*YOUR TASK*.
Each of the entries should be retyped precisely as it appears.

*MATERIAL PROVIDED*.
-=-=-

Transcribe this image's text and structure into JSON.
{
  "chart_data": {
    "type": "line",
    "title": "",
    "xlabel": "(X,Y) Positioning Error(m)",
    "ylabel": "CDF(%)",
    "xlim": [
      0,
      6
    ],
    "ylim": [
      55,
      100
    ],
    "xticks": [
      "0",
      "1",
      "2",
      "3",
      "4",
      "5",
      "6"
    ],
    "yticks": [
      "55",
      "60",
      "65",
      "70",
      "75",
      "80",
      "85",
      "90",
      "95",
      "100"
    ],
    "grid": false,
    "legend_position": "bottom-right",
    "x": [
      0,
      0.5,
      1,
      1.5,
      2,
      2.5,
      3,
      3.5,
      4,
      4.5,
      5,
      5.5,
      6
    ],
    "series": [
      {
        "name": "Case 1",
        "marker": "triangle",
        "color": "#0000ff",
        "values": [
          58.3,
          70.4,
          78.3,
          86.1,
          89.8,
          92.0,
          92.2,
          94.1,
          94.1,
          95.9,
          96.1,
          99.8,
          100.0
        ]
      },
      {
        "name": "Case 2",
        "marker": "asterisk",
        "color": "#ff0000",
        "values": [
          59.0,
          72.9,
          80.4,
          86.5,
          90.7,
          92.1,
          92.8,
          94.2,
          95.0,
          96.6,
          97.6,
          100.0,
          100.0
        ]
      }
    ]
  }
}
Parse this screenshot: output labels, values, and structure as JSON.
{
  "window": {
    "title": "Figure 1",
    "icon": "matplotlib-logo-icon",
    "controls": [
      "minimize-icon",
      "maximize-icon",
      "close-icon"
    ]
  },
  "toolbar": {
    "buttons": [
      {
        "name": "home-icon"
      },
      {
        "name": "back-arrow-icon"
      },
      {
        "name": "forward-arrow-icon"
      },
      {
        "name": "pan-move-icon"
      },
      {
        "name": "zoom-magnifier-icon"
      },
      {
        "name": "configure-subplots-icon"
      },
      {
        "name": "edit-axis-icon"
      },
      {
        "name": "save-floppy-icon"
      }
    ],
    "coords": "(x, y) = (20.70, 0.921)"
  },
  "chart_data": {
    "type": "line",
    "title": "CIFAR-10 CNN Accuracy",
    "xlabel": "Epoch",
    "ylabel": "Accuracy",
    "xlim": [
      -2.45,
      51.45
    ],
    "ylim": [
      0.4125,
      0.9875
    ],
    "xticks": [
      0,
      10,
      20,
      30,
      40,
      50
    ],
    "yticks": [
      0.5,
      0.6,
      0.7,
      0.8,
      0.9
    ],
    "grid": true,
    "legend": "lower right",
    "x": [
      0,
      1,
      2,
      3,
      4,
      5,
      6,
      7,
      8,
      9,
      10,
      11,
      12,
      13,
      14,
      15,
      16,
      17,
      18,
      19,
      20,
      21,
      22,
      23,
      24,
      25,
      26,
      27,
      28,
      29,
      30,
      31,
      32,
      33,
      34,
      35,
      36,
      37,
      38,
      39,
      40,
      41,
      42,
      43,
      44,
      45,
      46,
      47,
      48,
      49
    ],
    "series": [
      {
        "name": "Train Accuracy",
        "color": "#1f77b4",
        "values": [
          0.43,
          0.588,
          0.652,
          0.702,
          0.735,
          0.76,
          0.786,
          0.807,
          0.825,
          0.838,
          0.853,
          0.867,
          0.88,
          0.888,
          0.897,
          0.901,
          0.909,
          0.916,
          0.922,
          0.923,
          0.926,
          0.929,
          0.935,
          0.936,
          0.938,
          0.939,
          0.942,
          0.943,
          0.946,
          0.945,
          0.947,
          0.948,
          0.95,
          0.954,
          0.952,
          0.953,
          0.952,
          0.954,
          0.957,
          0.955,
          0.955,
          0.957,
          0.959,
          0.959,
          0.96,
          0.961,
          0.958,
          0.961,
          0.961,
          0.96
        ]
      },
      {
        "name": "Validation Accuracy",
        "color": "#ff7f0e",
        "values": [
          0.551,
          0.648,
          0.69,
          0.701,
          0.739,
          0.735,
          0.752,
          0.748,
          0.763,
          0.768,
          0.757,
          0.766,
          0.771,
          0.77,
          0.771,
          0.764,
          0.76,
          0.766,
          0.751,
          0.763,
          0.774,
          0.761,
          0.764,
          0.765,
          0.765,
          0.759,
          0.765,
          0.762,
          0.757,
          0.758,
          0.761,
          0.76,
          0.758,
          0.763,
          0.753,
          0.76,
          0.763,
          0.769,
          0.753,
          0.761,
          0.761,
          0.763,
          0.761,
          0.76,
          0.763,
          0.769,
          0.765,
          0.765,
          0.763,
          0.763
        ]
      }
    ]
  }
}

-=-=-

*SOLUTION*.
Transcribe this image's text and structure into JSON.
{
  "chart_data": {
    "type": "line",
    "title": "",
    "xlabel": "(X,Y) Positioning Error(m)",
    "ylabel": "CDF(%)",
    "xlim": [
      0,
      6
    ],
    "ylim": [
      55,
      100
    ],
    "xticks": [
      "0",
      "1",
      "2",
      "3",
      "4",
      "5",
      "6"
    ],
    "yticks": [
      "55",
      "60",
      "65",
      "70",
      "75",
      "80",
      "85",
      "90",
      "95",
      "100"
    ],
    "grid": false,
    "legend_position": "bottom-right",
    "x": [
      0,
      0.5,
      1,
      1.5,
      2,
      2.5,
      3,
      3.5,
      4,
      4.5,
      5,
      5.5,
      6
    ],
    "series": [
      {
        "name": "Case 1",
        "marker": "triangle",
        "color": "#0000ff",
        "values": [
          58.3,
          70.4,
          78.3,
          86.1,
          89.8,
          92.0,
          92.2,
          94.1,
          94.1,
          95.9,
          96.1,
          99.8,
          100.0
        ]
      },
      {
        "name": "Case 2",
        "marker": "asterisk",
        "color": "#ff0000",
        "values": [
          59.0,
          72.9,
          80.4,
          86.5,
          90.7,
          92.1,
          92.8,
          94.2,
          95.0,
          96.6,
          97.6,
          100.0,
          100.0
        ]
      }
    ]
  }
}
Parse this screenshot: output labels, values, and structure as JSON.
{
  "window": {
    "title": "Figure 1",
    "icon": "matplotlib-logo-icon",
    "controls": [
      "minimize-icon",
      "maximize-icon",
      "close-icon"
    ]
  },
  "toolbar": {
    "buttons": [
      {
        "name": "home-icon"
      },
      {
        "name": "back-arrow-icon"
      },
      {
        "name": "forward-arrow-icon"
      },
      {
        "name": "pan-move-icon"
      },
      {
        "name": "zoom-magnifier-icon"
      },
      {
        "name": "configure-subplots-icon"
      },
      {
        "name": "edit-axis-icon"
      },
      {
        "name": "save-floppy-icon"
      }
    ],
    "coords": "(x, y) = (20.70, 0.921)"
  },
  "chart_data": {
    "type": "line",
    "title": "CIFAR-10 CNN Accuracy",
    "xlabel": "Epoch",
    "ylabel": "Accuracy",
    "xlim": [
      -2.45,
      51.45
    ],
    "ylim": [
      0.4125,
      0.9875
    ],
    "xticks": [
      0,
      10,
      20,
      30,
      40,
      50
    ],
    "yticks": [
      0.5,
      0.6,
      0.7,
      0.8,
      0.9
    ],
    "grid": true,
    "legend": "lower right",
    "x": [
      0,
      1,
      2,
      3,
      4,
      5,
      6,
      7,
      8,
      9,
      10,
      11,
      12,
      13,
      14,
      15,
      16,
      17,
      18,
      19,
      20,
      21,
      22,
      23,
      24,
      25,
      26,
      27,
      28,
      29,
      30,
      31,
      32,
      33,
      34,
      35,
      36,
      37,
      38,
      39,
      40,
      41,
      42,
      43,
      44,
      45,
      46,
      47,
      48,
      49
    ],
    "series": [
      {
        "name": "Train Accuracy",
        "color": "#1f77b4",
        "values": [
          0.43,
          0.588,
          0.652,
          0.702,
          0.735,
          0.76,
          0.786,
          0.807,
          0.825,
          0.838,
          0.853,
          0.867,
          0.88,
          0.888,
          0.897,
          0.901,
          0.909,
          0.916,
          0.922,
          0.923,
          0.926,
          0.929,
          0.935,
          0.936,
          0.938,
          0.939,
          0.942,
          0.943,
          0.946,
          0.945,
          0.947,
          0.948,
          0.95,
          0.954,
          0.952,
          0.953,
          0.952,
          0.954,
          0.957,
          0.955,
          0.955,
          0.957,
          0.959,
          0.959,
          0.96,
          0.961,
          0.958,
          0.961,
          0.961,
          0.96
        ]
      },
      {
        "name": "Validation Accuracy",
        "color": "#ff7f0e",
        "values": [
          0.551,
          0.648,
          0.69,
          0.701,
          0.739,
          0.735,
          0.752,
          0.748,
          0.763,
          0.768,
          0.757,
          0.766,
          0.771,
          0.77,
          0.771,
          0.764,
          0.76,
          0.766,
          0.751,
          0.763,
          0.774,
          0.761,
          0.764,
          0.765,
          0.765,
          0.759,
          0.765,
          0.762,
          0.757,
          0.758,
          0.761,
          0.76,
          0.758,
          0.763,
          0.753,
          0.76,
          0.763,
          0.769,
          0.753,
          0.761,
          0.761,
          0.763,
          0.761,
          0.76,
          0.763,
          0.769,
          0.765,
          0.765,
          0.763,
          0.763
        ]
      }
    ]
  }
}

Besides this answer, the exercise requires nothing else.